▸ **What this task involves**
Report how many lines contain "text", with no other words.

Stored records:
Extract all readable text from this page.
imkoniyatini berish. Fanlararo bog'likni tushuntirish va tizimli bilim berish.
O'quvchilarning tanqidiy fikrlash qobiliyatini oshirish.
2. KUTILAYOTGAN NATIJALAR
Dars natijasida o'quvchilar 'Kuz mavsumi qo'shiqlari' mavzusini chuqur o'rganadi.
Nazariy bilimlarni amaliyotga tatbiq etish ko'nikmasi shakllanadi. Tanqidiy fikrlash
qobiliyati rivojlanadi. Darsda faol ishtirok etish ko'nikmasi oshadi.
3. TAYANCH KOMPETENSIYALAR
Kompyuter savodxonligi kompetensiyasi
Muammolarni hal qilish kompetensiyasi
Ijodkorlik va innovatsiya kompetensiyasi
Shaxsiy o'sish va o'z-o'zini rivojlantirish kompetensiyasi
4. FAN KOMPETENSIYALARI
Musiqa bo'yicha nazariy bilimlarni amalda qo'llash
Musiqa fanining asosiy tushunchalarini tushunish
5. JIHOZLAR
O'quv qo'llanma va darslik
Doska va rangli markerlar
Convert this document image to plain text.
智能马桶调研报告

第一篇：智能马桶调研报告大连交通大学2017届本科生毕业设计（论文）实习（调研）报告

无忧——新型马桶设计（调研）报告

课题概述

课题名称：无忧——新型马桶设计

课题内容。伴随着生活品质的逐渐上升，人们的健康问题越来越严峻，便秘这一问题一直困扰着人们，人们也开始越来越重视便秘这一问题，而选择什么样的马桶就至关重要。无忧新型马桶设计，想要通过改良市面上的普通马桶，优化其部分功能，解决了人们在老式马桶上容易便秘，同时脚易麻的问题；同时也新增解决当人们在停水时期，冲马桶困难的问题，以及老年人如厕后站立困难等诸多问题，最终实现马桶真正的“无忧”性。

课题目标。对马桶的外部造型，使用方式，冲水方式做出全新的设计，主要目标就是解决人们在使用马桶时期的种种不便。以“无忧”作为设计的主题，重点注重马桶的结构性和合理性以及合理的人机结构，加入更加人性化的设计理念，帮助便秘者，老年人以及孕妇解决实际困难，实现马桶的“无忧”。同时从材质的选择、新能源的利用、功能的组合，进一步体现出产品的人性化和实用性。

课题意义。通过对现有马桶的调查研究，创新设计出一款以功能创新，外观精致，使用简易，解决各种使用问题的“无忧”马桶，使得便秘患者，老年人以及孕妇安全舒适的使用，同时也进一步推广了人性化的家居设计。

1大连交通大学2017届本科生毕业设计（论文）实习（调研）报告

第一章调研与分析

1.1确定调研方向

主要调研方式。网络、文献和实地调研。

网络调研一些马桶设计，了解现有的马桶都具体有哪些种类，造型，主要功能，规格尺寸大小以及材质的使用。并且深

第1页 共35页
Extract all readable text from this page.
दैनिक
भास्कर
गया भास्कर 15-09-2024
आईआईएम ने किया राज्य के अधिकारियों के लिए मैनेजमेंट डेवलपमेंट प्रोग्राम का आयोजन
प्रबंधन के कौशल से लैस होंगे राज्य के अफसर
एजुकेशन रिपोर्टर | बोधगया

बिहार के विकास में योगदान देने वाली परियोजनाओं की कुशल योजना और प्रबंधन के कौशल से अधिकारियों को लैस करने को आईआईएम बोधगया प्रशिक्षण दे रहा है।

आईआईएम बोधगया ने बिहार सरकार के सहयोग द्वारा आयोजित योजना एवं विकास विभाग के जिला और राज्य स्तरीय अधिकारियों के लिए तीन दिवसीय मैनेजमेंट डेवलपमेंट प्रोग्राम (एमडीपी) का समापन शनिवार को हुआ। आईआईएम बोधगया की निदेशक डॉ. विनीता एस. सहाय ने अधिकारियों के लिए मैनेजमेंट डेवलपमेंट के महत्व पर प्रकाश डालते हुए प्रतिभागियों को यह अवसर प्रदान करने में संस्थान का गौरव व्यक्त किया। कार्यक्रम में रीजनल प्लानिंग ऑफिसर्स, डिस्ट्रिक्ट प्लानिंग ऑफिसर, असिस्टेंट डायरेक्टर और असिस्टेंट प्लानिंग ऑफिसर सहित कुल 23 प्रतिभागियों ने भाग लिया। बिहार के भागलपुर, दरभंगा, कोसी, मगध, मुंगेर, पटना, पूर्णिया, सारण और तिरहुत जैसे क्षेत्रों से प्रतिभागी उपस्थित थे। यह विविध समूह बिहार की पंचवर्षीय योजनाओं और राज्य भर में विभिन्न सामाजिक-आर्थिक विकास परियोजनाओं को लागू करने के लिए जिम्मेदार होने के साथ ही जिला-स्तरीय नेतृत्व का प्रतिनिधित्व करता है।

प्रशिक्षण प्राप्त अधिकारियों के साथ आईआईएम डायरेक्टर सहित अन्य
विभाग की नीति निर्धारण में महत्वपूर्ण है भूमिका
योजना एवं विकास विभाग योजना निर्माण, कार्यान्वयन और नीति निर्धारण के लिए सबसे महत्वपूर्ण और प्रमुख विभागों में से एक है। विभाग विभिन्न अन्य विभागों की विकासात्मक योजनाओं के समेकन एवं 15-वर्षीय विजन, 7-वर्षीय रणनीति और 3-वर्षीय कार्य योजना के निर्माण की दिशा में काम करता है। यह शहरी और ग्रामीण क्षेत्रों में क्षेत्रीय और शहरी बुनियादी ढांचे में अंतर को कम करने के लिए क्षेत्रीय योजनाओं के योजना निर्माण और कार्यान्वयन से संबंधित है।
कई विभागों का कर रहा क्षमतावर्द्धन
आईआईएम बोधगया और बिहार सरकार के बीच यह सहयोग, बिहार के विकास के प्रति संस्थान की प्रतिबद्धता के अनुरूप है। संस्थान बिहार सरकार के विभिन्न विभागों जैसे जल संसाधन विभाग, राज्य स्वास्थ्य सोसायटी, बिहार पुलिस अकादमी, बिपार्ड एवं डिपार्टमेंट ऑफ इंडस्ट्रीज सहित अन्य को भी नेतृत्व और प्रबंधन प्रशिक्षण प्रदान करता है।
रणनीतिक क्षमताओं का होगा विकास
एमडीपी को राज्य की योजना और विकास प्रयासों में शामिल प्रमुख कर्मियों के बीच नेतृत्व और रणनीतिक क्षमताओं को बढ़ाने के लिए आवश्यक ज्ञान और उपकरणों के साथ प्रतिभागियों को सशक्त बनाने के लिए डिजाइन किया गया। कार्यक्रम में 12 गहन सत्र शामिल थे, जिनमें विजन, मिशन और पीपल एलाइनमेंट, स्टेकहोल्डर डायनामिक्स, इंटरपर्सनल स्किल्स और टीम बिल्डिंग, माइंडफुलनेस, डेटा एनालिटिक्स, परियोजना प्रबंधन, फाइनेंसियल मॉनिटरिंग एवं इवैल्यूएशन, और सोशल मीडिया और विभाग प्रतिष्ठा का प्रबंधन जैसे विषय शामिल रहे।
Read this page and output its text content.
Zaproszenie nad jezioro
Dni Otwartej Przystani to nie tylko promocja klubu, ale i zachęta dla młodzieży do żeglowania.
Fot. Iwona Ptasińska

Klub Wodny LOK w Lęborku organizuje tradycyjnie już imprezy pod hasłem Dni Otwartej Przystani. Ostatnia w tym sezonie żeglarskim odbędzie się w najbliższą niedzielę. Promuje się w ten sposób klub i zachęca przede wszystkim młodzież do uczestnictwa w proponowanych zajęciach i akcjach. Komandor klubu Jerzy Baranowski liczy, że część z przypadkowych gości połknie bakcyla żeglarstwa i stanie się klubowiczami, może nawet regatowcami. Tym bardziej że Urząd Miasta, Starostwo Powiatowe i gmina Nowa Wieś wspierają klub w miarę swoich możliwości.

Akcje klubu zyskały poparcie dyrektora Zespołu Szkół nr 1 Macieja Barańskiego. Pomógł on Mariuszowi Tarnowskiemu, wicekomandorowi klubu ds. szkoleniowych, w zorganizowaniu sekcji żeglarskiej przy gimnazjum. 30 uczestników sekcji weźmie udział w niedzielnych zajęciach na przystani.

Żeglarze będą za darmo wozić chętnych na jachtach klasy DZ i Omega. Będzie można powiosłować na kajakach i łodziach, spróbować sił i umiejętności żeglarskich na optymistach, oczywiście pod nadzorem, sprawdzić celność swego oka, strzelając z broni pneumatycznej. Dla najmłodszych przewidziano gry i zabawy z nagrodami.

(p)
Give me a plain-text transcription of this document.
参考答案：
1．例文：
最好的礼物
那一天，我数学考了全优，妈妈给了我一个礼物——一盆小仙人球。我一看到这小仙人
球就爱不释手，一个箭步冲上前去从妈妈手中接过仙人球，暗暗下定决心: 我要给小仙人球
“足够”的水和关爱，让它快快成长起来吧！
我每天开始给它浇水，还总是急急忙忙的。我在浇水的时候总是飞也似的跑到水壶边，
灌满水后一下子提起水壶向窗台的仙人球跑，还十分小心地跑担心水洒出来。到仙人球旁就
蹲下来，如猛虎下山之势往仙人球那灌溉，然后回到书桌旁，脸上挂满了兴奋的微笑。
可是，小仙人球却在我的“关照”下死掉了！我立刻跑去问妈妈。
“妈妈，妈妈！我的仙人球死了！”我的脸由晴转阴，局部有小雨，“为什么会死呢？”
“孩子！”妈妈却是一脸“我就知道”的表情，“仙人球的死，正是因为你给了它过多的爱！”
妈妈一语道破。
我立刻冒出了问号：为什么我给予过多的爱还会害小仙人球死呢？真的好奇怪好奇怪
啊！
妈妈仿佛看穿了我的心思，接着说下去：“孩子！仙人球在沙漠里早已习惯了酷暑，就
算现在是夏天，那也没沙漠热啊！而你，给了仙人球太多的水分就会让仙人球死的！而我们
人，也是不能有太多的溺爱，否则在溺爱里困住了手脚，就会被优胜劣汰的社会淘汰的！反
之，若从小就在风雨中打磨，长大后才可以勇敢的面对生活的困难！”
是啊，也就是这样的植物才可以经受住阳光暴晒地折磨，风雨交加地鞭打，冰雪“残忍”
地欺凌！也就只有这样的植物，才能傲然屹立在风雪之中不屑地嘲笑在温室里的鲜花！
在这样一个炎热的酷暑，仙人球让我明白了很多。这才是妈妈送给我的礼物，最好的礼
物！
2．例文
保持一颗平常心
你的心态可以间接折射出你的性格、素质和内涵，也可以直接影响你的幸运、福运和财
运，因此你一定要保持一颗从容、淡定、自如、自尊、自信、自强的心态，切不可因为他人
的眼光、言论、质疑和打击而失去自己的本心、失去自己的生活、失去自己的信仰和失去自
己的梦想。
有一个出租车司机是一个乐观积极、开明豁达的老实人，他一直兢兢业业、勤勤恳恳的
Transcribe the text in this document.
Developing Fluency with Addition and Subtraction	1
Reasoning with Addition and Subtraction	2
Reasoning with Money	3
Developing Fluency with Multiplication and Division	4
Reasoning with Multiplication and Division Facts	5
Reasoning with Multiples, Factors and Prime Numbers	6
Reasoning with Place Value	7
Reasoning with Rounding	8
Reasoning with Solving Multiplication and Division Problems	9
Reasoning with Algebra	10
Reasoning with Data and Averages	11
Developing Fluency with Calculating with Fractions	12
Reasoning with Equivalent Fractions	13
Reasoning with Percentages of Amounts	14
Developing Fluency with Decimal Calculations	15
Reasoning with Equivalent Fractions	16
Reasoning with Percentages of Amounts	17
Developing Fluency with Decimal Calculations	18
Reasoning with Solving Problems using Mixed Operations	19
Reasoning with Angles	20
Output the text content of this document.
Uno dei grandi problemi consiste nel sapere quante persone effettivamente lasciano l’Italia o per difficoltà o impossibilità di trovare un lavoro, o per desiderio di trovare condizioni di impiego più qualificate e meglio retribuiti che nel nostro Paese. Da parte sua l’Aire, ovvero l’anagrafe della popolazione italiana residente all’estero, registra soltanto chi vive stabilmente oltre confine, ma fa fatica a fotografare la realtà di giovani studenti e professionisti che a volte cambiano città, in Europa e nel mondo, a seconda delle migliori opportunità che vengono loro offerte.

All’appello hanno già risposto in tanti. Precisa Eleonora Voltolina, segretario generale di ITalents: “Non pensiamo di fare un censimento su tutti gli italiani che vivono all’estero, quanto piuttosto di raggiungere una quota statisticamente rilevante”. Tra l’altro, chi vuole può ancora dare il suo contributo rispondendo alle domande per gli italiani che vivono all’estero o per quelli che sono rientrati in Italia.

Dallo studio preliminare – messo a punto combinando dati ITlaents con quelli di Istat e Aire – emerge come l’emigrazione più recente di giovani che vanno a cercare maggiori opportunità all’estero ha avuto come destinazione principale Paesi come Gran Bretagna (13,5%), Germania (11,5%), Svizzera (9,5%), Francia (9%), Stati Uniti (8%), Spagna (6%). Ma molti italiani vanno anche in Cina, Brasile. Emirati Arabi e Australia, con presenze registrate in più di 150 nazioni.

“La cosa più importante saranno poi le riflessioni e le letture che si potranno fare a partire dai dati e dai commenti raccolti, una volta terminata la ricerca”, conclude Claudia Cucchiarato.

▸ **Response to this exercise**
7